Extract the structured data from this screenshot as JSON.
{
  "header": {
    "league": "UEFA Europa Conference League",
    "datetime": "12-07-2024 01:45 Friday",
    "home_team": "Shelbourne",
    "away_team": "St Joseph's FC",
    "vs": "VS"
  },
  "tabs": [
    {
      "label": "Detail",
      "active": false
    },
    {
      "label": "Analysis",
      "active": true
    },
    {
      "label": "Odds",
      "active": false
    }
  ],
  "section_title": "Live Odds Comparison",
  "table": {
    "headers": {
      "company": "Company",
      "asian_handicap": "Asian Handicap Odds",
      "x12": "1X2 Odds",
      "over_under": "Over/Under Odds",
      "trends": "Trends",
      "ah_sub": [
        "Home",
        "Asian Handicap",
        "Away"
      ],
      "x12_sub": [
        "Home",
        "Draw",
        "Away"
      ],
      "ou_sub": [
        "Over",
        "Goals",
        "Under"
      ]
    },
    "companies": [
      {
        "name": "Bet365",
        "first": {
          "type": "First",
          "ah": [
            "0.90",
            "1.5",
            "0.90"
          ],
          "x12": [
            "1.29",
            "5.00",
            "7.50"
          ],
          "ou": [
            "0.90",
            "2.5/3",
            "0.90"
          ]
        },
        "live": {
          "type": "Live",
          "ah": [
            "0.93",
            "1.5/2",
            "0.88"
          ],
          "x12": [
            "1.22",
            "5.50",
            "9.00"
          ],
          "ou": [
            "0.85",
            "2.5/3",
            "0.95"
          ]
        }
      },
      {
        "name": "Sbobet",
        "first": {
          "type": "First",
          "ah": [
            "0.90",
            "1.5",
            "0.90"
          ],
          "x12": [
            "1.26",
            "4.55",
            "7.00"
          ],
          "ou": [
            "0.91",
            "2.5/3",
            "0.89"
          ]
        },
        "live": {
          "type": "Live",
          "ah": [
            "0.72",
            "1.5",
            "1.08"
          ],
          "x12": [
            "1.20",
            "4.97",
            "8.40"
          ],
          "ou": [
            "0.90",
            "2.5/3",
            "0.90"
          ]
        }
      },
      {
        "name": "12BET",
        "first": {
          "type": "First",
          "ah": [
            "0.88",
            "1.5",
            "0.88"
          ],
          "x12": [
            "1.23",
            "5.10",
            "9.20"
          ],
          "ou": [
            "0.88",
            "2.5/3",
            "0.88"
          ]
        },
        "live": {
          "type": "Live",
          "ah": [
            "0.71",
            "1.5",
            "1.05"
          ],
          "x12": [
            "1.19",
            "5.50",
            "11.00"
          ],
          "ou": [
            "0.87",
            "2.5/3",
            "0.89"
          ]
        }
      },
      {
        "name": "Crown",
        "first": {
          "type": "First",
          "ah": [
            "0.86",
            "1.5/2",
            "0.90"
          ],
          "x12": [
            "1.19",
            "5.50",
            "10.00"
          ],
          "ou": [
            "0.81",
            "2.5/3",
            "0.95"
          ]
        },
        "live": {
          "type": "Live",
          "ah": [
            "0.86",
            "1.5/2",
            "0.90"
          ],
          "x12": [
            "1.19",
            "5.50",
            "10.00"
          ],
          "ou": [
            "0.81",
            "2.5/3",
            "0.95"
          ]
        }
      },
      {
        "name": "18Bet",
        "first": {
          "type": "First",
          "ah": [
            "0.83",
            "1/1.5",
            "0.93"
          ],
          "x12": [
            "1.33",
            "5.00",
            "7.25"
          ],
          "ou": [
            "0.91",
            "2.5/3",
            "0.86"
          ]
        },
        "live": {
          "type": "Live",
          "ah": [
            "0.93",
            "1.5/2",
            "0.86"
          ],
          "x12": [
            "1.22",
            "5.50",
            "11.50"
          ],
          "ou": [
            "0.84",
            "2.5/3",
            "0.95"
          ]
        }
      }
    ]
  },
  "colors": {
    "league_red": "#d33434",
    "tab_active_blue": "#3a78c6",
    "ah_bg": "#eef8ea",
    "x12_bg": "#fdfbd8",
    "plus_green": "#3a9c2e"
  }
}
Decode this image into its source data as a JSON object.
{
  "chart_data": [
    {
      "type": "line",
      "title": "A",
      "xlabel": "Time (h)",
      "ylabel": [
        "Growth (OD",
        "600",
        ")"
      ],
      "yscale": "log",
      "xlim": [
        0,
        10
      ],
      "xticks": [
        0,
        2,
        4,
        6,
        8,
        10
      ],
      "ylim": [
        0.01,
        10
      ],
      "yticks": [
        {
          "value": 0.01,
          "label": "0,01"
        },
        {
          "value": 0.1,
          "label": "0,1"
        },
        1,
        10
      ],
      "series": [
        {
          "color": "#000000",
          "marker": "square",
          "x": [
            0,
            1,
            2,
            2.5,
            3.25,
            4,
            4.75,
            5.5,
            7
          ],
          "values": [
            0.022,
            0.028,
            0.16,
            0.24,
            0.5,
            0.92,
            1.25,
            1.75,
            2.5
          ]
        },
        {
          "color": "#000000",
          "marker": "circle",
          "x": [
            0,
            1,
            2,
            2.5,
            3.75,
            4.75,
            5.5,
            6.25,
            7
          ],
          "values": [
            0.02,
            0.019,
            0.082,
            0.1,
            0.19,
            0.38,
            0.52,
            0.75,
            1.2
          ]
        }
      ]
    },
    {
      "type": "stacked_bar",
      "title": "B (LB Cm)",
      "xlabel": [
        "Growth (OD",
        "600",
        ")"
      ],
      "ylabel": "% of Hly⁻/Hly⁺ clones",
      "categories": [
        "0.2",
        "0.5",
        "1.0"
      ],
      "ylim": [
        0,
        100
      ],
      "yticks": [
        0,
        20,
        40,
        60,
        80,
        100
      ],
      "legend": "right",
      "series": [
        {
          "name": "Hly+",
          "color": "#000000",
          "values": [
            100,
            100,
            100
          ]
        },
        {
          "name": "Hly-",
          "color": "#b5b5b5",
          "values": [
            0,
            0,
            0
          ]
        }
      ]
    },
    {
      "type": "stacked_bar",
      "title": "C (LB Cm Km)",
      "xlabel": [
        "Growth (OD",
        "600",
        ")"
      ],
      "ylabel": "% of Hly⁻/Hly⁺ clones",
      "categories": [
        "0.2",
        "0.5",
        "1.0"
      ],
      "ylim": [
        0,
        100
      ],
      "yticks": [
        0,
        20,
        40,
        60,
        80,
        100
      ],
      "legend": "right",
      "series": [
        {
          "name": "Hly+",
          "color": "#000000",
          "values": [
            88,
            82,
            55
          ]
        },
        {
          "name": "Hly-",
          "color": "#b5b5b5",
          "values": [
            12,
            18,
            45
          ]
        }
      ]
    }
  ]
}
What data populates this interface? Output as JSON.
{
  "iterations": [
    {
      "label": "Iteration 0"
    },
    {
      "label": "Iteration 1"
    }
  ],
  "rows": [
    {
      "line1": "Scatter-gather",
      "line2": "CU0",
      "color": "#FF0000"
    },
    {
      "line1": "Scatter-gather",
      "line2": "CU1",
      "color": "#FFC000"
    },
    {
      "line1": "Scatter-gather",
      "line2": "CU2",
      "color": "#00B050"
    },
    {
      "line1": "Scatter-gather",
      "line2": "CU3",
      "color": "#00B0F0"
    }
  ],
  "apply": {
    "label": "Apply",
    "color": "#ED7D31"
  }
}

####

Given problem: Every entry must be output again, exactly as written above.

Answer in full:
Extract the structured data from this screenshot as JSON.
{
  "header": {
    "league": "UEFA Europa Conference League",
    "datetime": "12-07-2024 01:45 Friday",
    "home_team": "Shelbourne",
    "away_team": "St Joseph's FC",
    "vs": "VS"
  },
  "tabs": [
    {
      "label": "Detail",
      "active": false
    },
    {
      "label": "Analysis",
      "active": true
    },
    {
      "label": "Odds",
      "active": false
    }
  ],
  "section_title": "Live Odds Comparison",
  "table": {
    "headers": {
      "company": "Company",
      "asian_handicap": "Asian Handicap Odds",
      "x12": "1X2 Odds",
      "over_under": "Over/Under Odds",
      "trends": "Trends",
      "ah_sub": [
        "Home",
        "Asian Handicap",
        "Away"
      ],
      "x12_sub": [
        "Home",
        "Draw",
        "Away"
      ],
      "ou_sub": [
        "Over",
        "Goals",
        "Under"
      ]
    },
    "companies": [
      {
        "name": "Bet365",
        "first": {
          "type": "First",
          "ah": [
            "0.90",
            "1.5",
            "0.90"
          ],
          "x12": [
            "1.29",
            "5.00",
            "7.50"
          ],
          "ou": [
            "0.90",
            "2.5/3",
            "0.90"
          ]
        },
        "live": {
          "type": "Live",
          "ah": [
            "0.93",
            "1.5/2",
            "0.88"
          ],
          "x12": [
            "1.22",
            "5.50",
            "9.00"
          ],
          "ou": [
            "0.85",
            "2.5/3",
            "0.95"
          ]
        }
      },
      {
        "name": "Sbobet",
        "first": {
          "type": "First",
          "ah": [
            "0.90",
            "1.5",
            "0.90"
          ],
          "x12": [
            "1.26",
            "4.55",
            "7.00"
          ],
          "ou": [
            "0.91",
            "2.5/3",
            "0.89"
          ]
        },
        "live": {
          "type": "Live",
          "ah": [
            "0.72",
            "1.5",
            "1.08"
          ],
          "x12": [
            "1.20",
            "4.97",
            "8.40"
          ],
          "ou": [
            "0.90",
            "2.5/3",
            "0.90"
          ]
        }
      },
      {
        "name": "12BET",
        "first": {
          "type": "First",
          "ah": [
            "0.88",
            "1.5",
            "0.88"
          ],
          "x12": [
            "1.23",
            "5.10",
            "9.20"
          ],
          "ou": [
            "0.88",
            "2.5/3",
            "0.88"
          ]
        },
        "live": {
          "type": "Live",
          "ah": [
            "0.71",
            "1.5",
            "1.05"
          ],
          "x12": [
            "1.19",
            "5.50",
            "11.00"
          ],
          "ou": [
            "0.87",
            "2.5/3",
            "0.89"
          ]
        }
      },
      {
        "name": "Crown",
        "first": {
          "type": "First",
          "ah": [
            "0.86",
            "1.5/2",
            "0.90"
          ],
          "x12": [
            "1.19",
            "5.50",
            "10.00"
          ],
          "ou": [
            "0.81",
            "2.5/3",
            "0.95"
          ]
        },
        "live": {
          "type": "Live",
          "ah": [
            "0.86",
            "1.5/2",
            "0.90"
          ],
          "x12": [
            "1.19",
            "5.50",
            "10.00"
          ],
          "ou": [
            "0.81",
            "2.5/3",
            "0.95"
          ]
        }
      },
      {
        "name": "18Bet",
        "first": {
          "type": "First",
          "ah": [
            "0.83",
            "1/1.5",
            "0.93"
          ],
          "x12": [
            "1.33",
            "5.00",
            "7.25"
          ],
          "ou": [
            "0.91",
            "2.5/3",
            "0.86"
          ]
        },
        "live": {
          "type": "Live",
          "ah": [
            "0.93",
            "1.5/2",
            "0.86"
          ],
          "x12": [
            "1.22",
            "5.50",
            "11.50"
          ],
          "ou": [
            "0.84",
            "2.5/3",
            "0.95"
          ]
        }
      }
    ]
  },
  "colors": {
    "league_red": "#d33434",
    "tab_active_blue": "#3a78c6",
    "ah_bg": "#eef8ea",
    "x12_bg": "#fdfbd8",
    "plus_green": "#3a9c2e"
  }
}
Decode this image into its source data as a JSON object.
{
  "chart_data": [
    {
      "type": "line",
      "title": "A",
      "xlabel": "Time (h)",
      "ylabel": [
        "Growth (OD",
        "600",
        ")"
      ],
      "yscale": "log",
      "xlim": [
        0,
        10
      ],
      "xticks": [
        0,
        2,
        4,
        6,
        8,
        10
      ],
      "ylim": [
        0.01,
        10
      ],
      "yticks": [
        {
          "value": 0.01,
          "label": "0,01"
        },
        {
          "value": 0.1,
          "label": "0,1"
        },
        1,
        10
      ],
      "series": [
        {
          "color": "#000000",
          "marker": "square",
          "x": [
            0,
            1,
            2,
            2.5,
            3.25,
            4,
            4.75,
            5.5,
            7
          ],
          "values": [
            0.022,
            0.028,
            0.16,
            0.24,
            0.5,
            0.92,
            1.25,
            1.75,
            2.5
          ]
        },
        {
          "color": "#000000",
          "marker": "circle",
          "x": [
            0,
            1,
            2,
            2.5,
            3.75,
            4.75,
            5.5,
            6.25,
            7
          ],
          "values": [
            0.02,
            0.019,
            0.082,
            0.1,
            0.19,
            0.38,
            0.52,
            0.75,
            1.2
          ]
        }
      ]
    },
    {
      "type": "stacked_bar",
      "title": "B (LB Cm)",
      "xlabel": [
        "Growth (OD",
        "600",
        ")"
      ],
      "ylabel": "% of Hly⁻/Hly⁺ clones",
      "categories": [
        "0.2",
        "0.5",
        "1.0"
      ],
      "ylim": [
        0,
        100
      ],
      "yticks": [
        0,
        20,
        40,
        60,
        80,
        100
      ],
      "legend": "right",
      "series": [
        {
          "name": "Hly+",
          "color": "#000000",
          "values": [
            100,
            100,
            100
          ]
        },
        {
          "name": "Hly-",
          "color": "#b5b5b5",
          "values": [
            0,
            0,
            0
          ]
        }
      ]
    },
    {
      "type": "stacked_bar",
      "title": "C (LB Cm Km)",
      "xlabel": [
        "Growth (OD",
        "600",
        ")"
      ],
      "ylabel": "% of Hly⁻/Hly⁺ clones",
      "categories": [
        "0.2",
        "0.5",
        "1.0"
      ],
      "ylim": [
        0,
        100
      ],
      "yticks": [
        0,
        20,
        40,
        60,
        80,
        100
      ],
      "legend": "right",
      "series": [
        {
          "name": "Hly+",
          "color": "#000000",
          "values": [
            88,
            82,
            55
          ]
        },
        {
          "name": "Hly-",
          "color": "#b5b5b5",
          "values": [
            12,
            18,
            45
          ]
        }
      ]
    }
  ]
}
What data populates this interface? Output as JSON.
{
  "iterations": [
    {
      "label": "Iteration 0"
    },
    {
      "label": "Iteration 1"
    }
  ],
  "rows": [
    {
      "line1": "Scatter-gather",
      "line2": "CU0",
      "color": "#FF0000"
    },
    {
      "line1": "Scatter-gather",
      "line2": "CU1",
      "color": "#FFC000"
    },
    {
      "line1": "Scatter-gather",
      "line2": "CU2",
      "color": "#00B050"
    },
    {
      "line1": "Scatter-gather",
      "line2": "CU3",
      "color": "#00B0F0"
    }
  ],
  "apply": {
    "label": "Apply",
    "color": "#ED7D31"
  }
}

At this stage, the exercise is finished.